**Goal**.
Exactly reproduce all the records, keeping pictures out of the copy.

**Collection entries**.
**********

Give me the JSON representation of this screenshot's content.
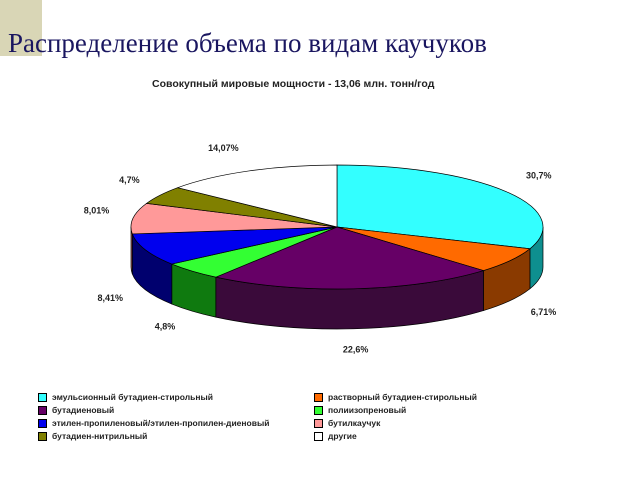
{
  "slide": {
    "title": "Распределение объема по видам каучуков"
  },
  "chart_data": {
    "type": "pie",
    "title": "Совокупный мировые мощности - 13,06 млн. тонн/год",
    "legend_position": "bottom",
    "slices": [
      {
        "name": "эмульсионный бутадиен-стирольный",
        "value": 30.7,
        "label": "30,7%",
        "color": "#33ffff",
        "side": "#0e8f8f"
      },
      {
        "name": "растворный бутадиен-стирольный",
        "value": 6.71,
        "label": "6,71%",
        "color": "#ff6a00",
        "side": "#8a3a00"
      },
      {
        "name": "бутадиеновый",
        "value": 22.6,
        "label": "22,6%",
        "color": "#660066",
        "side": "#3a0a3a"
      },
      {
        "name": "полиизопреновый",
        "value": 4.8,
        "label": "4,8%",
        "color": "#33ff33",
        "side": "#0f7a0f"
      },
      {
        "name": "этилен-пропиленовый/этилен-пропилен-диеновый",
        "value": 8.41,
        "label": "8,41%",
        "color": "#0000ee",
        "side": "#00006e"
      },
      {
        "name": "бутилкаучук",
        "value": 8.01,
        "label": "8,01%",
        "color": "#ff9999",
        "side": "#a05555"
      },
      {
        "name": "бутадиен-нитрильный",
        "value": 4.7,
        "label": "4,7%",
        "color": "#808000",
        "side": "#3f3f00"
      },
      {
        "name": "другие",
        "value": 14.07,
        "label": "14,07%",
        "color": "#ffffff",
        "side": "#bbbbbb"
      }
    ],
    "legend": [
      "эмульсионный бутадиен-стирольный",
      "растворный бутадиен-стирольный",
      "бутадиеновый",
      "полиизопреновый",
      "этилен-пропиленовый/этилен-пропилен-диеновый",
      "бутилкаучук",
      "бутадиен-нитрильный",
      "другие"
    ]
  }
}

**********

**The result**.
Give me the JSON representation of this screenshot's content.
{
  "slide": {
    "title": "Распределение объема по видам каучуков"
  },
  "chart_data": {
    "type": "pie",
    "title": "Совокупный мировые мощности - 13,06 млн. тонн/год",
    "legend_position": "bottom",
    "slices": [
      {
        "name": "эмульсионный бутадиен-стирольный",
        "value": 30.7,
        "label": "30,7%",
        "color": "#33ffff",
        "side": "#0e8f8f"
      },
      {
        "name": "растворный бутадиен-стирольный",
        "value": 6.71,
        "label": "6,71%",
        "color": "#ff6a00",
        "side": "#8a3a00"
      },
      {
        "name": "бутадиеновый",
        "value": 22.6,
        "label": "22,6%",
        "color": "#660066",
        "side": "#3a0a3a"
      },
      {
        "name": "полиизопреновый",
        "value": 4.8,
        "label": "4,8%",
        "color": "#33ff33",
        "side": "#0f7a0f"
      },
      {
        "name": "этилен-пропиленовый/этилен-пропилен-диеновый",
        "value": 8.41,
        "label": "8,41%",
        "color": "#0000ee",
        "side": "#00006e"
      },
      {
        "name": "бутилкаучук",
        "value": 8.01,
        "label": "8,01%",
        "color": "#ff9999",
        "side": "#a05555"
      },
      {
        "name": "бутадиен-нитрильный",
        "value": 4.7,
        "label": "4,7%",
        "color": "#808000",
        "side": "#3f3f00"
      },
      {
        "name": "другие",
        "value": 14.07,
        "label": "14,07%",
        "color": "#ffffff",
        "side": "#bbbbbb"
      }
    ],
    "legend": [
      "эмульсионный бутадиен-стирольный",
      "растворный бутадиен-стирольный",
      "бутадиеновый",
      "полиизопреновый",
      "этилен-пропиленовый/этилен-пропилен-диеновый",
      "бутилкаучук",
      "бутадиен-нитрильный",
      "другие"
    ]
  }
}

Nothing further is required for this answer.